Trecho de origem:
= = = = =

Entrei no carro e senti um alívio profundo. Liguei o rádio, coloquei um cd, meditei por alguns segundos. Apertei o play e me perdi nas histórias chorosas de um blues. Pensando nelas e apenas nelas, coloquei o pé na estrada. E quando me dei conta, estava no caminho de volta para casa.

sexta-feira, 6 de junho de 2014

Encontro.

Enfim a caneta tocava o papel. A tinta acariciava a folha e as letras escorriam pelas linhas.
Os dias separados pareciam infindas eternidades. A mão sentia falta de dançar nas metáforas e assonâncias. Os calos, cultivados por anos, queriam fazer os dedos doerem. E cada um dos dedos não viam a hora de ser doído.
A colisão de tantas palavras reprimidas faiscava e, então, se fazia o fogo n'alma. Ardia e despia a mente. Suspiros... O alívio era tão descarado quando a saudade fora antes do encontro. As estrofes se saciavam de versos, os versos engoliam as rimas. Tudo se apressava para tardar, mas o tardar corria para os braços de ninar do fim.

segunda-feira, 28 de abril de 2014

Café.

Eu.
Meu corpo na cadeira.
À frente, a mesa.
Sobre a mesa, a xícara.
O líquido no interior da xícara.
A escuridão do líquido.
O vapor da bebida negra.
As mãos.
Minhas mãos ao redor da xícara.
O calor da louça pálida.
O calor na pele.
A pele das mãos.
A pele dos lábios.
A boca na louça.
Quente.
O amargo na língua.
O doce na língua.
A mistura de gostos.
Os gostos na garganta.
A garganta aquecida.
O peito aquecido.
A satisfação do corpo.
O conforto da alma.
A alma na xícara.
A alma da bebida.
Nos dias corridos.
Nas noites compridas.
Sempre que necessário.
O grão lendário.
Moído, embalado.
No coador, na garrafa.
No ritual diário.
Sempre presente.
O café.

domingo, 13 de abril de 2014

Segundo.

Um segundo
é tanto tempo.
Gira e translada o mundo.
A roda gigante,
que é a vida,
enrola e vira.
O segundo
é redemoinho da rotina.
O ponteiro
sempre retorna
de onde veio.
Assim, se consagram
o tempo selvagem
e as horas felinas.
Tic, tac.
O universo mudou.

sábado, 5 de abril de 2014

Poetas.


Existem aqueles
pseudopoetas
que escrevem sem alma
e vendem falácias
sem emoções.
Já o poeta
que nasce poeta
conhece sua sina
de fazer rimas
por toda a vida.

= = = = =

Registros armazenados
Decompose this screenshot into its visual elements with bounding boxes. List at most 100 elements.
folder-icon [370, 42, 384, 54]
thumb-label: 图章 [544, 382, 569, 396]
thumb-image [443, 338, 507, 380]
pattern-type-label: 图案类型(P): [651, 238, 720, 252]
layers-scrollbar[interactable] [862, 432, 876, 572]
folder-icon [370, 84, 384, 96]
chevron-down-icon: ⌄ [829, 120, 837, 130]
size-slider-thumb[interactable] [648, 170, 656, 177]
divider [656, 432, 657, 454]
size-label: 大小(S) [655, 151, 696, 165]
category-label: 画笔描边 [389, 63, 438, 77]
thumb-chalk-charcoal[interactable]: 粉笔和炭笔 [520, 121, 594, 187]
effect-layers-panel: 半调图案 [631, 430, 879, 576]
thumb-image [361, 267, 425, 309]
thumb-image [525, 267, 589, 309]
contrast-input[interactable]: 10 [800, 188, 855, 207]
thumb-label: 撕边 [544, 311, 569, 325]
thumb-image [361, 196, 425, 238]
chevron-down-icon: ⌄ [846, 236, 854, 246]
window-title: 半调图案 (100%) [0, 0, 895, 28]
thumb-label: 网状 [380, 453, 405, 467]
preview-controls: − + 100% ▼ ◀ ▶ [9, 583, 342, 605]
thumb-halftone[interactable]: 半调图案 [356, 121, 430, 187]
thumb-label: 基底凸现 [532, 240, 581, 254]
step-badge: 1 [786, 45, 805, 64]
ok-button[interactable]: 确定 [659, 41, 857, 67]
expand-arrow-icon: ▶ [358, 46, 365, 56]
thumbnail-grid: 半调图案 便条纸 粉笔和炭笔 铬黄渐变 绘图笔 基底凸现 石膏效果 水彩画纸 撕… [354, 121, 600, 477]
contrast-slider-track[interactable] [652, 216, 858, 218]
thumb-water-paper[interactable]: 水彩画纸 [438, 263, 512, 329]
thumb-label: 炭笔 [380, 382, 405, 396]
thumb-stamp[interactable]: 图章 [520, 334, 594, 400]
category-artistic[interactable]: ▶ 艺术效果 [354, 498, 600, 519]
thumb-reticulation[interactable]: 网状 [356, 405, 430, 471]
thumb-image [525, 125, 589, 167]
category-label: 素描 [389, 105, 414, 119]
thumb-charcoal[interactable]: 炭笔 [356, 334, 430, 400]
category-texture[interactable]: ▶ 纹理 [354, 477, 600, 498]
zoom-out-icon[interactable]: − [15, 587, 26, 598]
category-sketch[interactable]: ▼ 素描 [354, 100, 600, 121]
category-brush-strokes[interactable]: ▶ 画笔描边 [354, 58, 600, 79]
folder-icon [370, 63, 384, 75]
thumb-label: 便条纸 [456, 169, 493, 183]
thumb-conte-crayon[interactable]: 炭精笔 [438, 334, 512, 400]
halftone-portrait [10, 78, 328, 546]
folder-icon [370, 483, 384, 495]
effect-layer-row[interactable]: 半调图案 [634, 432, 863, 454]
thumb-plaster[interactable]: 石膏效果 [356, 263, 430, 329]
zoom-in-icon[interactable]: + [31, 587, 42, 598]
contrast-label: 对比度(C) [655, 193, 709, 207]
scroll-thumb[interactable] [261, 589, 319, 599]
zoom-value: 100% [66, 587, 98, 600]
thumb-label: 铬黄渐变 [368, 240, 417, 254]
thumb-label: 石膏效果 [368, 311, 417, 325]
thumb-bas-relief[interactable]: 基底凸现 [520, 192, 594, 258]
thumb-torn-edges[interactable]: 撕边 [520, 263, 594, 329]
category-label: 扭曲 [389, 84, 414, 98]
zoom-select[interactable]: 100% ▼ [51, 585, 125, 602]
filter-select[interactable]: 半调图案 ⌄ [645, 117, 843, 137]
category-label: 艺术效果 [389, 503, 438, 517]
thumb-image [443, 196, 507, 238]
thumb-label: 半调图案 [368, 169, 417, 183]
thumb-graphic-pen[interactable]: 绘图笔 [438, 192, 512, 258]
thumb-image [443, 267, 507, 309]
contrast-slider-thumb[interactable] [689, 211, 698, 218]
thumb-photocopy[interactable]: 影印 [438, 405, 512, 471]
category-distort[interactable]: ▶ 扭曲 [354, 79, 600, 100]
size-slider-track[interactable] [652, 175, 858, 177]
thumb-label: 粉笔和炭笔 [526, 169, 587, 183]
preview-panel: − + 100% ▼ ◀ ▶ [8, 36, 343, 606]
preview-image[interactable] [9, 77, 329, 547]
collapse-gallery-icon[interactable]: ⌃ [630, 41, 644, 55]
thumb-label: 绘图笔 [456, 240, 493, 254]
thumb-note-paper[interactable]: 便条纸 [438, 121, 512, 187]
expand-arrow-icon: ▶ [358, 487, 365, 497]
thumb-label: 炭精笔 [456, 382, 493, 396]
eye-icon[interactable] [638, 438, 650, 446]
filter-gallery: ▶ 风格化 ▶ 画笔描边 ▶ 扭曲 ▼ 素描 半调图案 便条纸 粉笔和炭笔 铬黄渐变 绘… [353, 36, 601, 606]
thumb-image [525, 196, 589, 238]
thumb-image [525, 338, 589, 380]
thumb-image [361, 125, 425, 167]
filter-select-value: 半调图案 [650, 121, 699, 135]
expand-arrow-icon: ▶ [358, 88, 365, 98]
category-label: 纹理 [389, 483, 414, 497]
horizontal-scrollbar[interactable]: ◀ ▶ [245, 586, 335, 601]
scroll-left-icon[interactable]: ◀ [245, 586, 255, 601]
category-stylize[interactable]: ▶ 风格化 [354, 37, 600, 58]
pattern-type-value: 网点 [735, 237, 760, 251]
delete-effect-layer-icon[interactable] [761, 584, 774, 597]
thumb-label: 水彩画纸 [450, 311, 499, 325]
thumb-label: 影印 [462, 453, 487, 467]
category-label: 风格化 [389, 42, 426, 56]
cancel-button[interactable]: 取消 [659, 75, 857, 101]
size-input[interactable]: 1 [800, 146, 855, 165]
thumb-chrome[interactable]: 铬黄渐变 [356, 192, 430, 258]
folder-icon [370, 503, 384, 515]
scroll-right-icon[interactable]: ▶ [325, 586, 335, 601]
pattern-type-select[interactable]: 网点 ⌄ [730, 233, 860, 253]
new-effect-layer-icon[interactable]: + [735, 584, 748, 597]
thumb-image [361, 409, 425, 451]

= = = = =

Instruções da tarefa: Transcreva do trecho de origem a passagem que começa em "A satisfação do" e segue até "Moído, embalado.", inclusive. Os dados não têm nenhuma função aqui.

Resultado final:
A satisfação do corpo.
O conforto da alma.
A alma na xícara.
A alma da bebida.
Nos dias corridos.
Nas noites compridas.
Sempre que necessário.
O grão lendário.
Moído, embalado.